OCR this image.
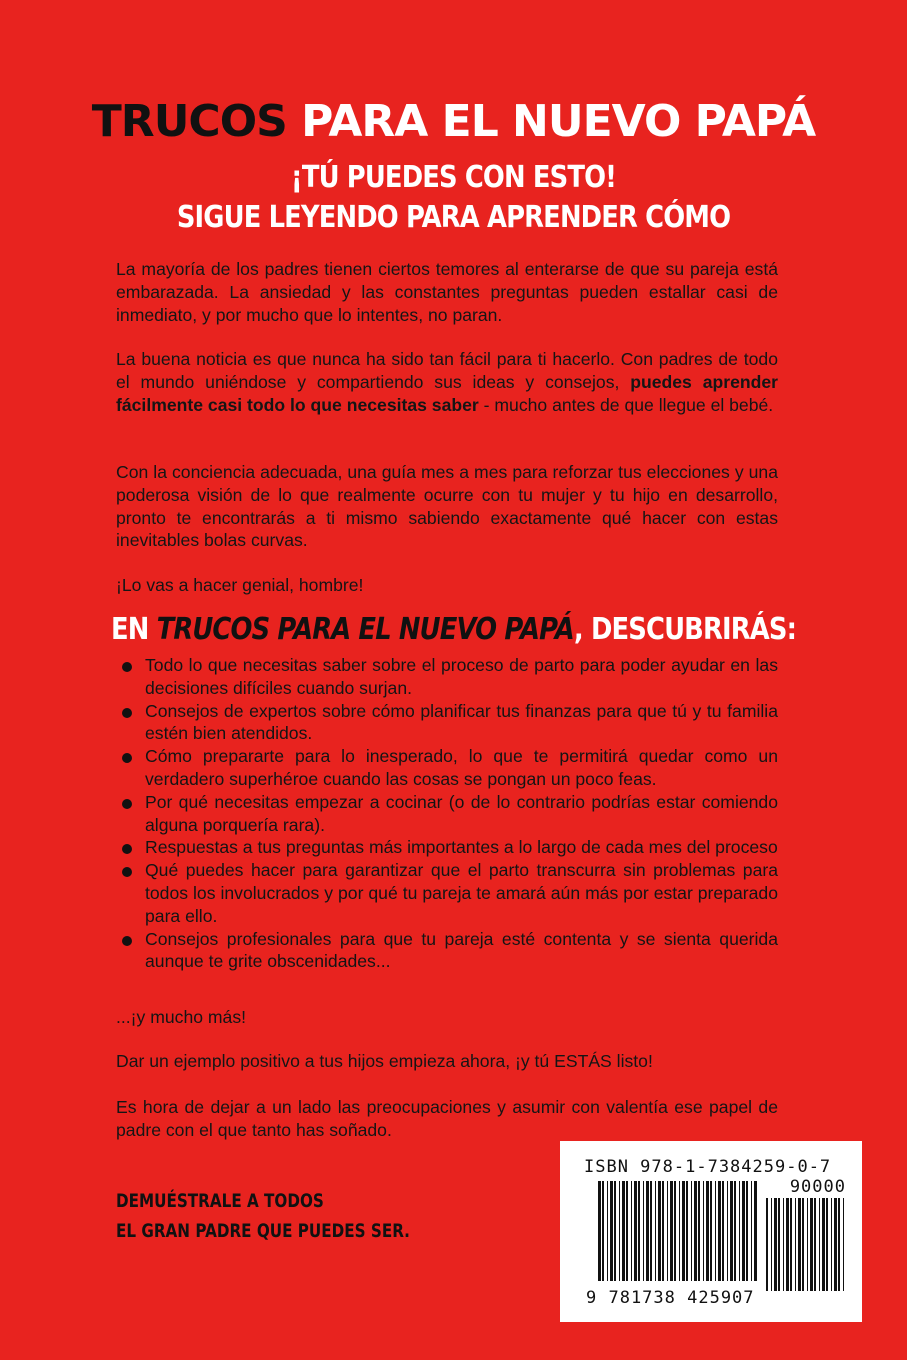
TRUCOS PARA EL NUEVO PAPÁ
¡TÚ PUEDES CON ESTO!
SIGUE LEYENDO PARA APRENDER CÓMO

La mayoría de los padres tienen ciertos temores al enterarse de que su pareja está embarazada. La ansiedad y las constantes preguntas pueden estallar casi de inmediato, y por mucho que lo intentes, no paran.

La buena noticia es que nunca ha sido tan fácil para ti hacerlo. Con padres de todo el mundo uniéndose y compartiendo sus ideas y consejos, puedes aprender fácilmente casi todo lo que necesitas saber - mucho antes de que llegue el bebé.

Con la conciencia adecuada, una guía mes a mes para reforzar tus elecciones y una poderosa visión de lo que realmente ocurre con tu mujer y tu hijo en desarrollo, pronto te encontrarás a ti mismo sabiendo exactamente qué hacer con estas inevitables bolas curvas.

¡Lo vas a hacer genial, hombre!

EN TRUCOS PARA EL NUEVO PAPÁ, DESCUBRIRÁS:
Todo lo que necesitas saber sobre el proceso de parto para poder ayudar en las decisiones difíciles cuando surjan.
Consejos de expertos sobre cómo planificar tus finanzas para que tú y tu familia estén bien atendidos.
Cómo prepararte para lo inesperado, lo que te permitirá quedar como un verdadero superhéroe cuando las cosas se pongan un poco feas.
Por qué necesitas empezar a cocinar (o de lo contrario podrías estar comiendo alguna porquería rara).
Respuestas a tus preguntas más importantes a lo largo de cada mes del proceso
Qué puedes hacer para garantizar que el parto transcurra sin problemas para todos los involucrados y por qué tu pareja te amará aún más por estar preparado para ello.
Consejos profesionales para que tu pareja esté contenta y se sienta querida aunque te grite obscenidades...

...¡y mucho más!

Dar un ejemplo positivo a tus hijos empieza ahora, ¡y tú ESTÁS listo!

Es hora de dejar a un lado las preocupaciones y asumir con valentía ese papel de padre con el que tanto has soñado.

DEMUÉSTRALE A TODOS
EL GRAN PADRE QUE PUEDES SER.
ISBN 978-1-7384259-0-7
90000
9 781738 425907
*-*-*
Goal
Every line of the material is to be quoted exactly, with no pictures carried over.

Answer to this task
OCR this image.
TRUCOS PARA EL NUEVO PAPÁ
¡TÚ PUEDES CON ESTO!
SIGUE LEYENDO PARA APRENDER CÓMO

La mayoría de los padres tienen ciertos temores al enterarse de que su pareja está embarazada. La ansiedad y las constantes preguntas pueden estallar casi de inmediato, y por mucho que lo intentes, no paran.

La buena noticia es que nunca ha sido tan fácil para ti hacerlo. Con padres de todo el mundo uniéndose y compartiendo sus ideas y consejos, puedes aprender fácilmente casi todo lo que necesitas saber - mucho antes de que llegue el bebé.

Con la conciencia adecuada, una guía mes a mes para reforzar tus elecciones y una poderosa visión de lo que realmente ocurre con tu mujer y tu hijo en desarrollo, pronto te encontrarás a ti mismo sabiendo exactamente qué hacer con estas inevitables bolas curvas.

¡Lo vas a hacer genial, hombre!

EN TRUCOS PARA EL NUEVO PAPÁ, DESCUBRIRÁS:
Todo lo que necesitas saber sobre el proceso de parto para poder ayudar en las decisiones difíciles cuando surjan.
Consejos de expertos sobre cómo planificar tus finanzas para que tú y tu familia estén bien atendidos.
Cómo prepararte para lo inesperado, lo que te permitirá quedar como un verdadero superhéroe cuando las cosas se pongan un poco feas.
Por qué necesitas empezar a cocinar (o de lo contrario podrías estar comiendo alguna porquería rara).
Respuestas a tus preguntas más importantes a lo largo de cada mes del proceso
Qué puedes hacer para garantizar que el parto transcurra sin problemas para todos los involucrados y por qué tu pareja te amará aún más por estar preparado para ello.
Consejos profesionales para que tu pareja esté contenta y se sienta querida aunque te grite obscenidades...

...¡y mucho más!

Dar un ejemplo positivo a tus hijos empieza ahora, ¡y tú ESTÁS listo!

Es hora de dejar a un lado las preocupaciones y asumir con valentía ese papel de padre con el que tanto has soñado.

DEMUÉSTRALE A TODOS
EL GRAN PADRE QUE PUEDES SER.
ISBN 978-1-7384259-0-7
90000
9 781738 425907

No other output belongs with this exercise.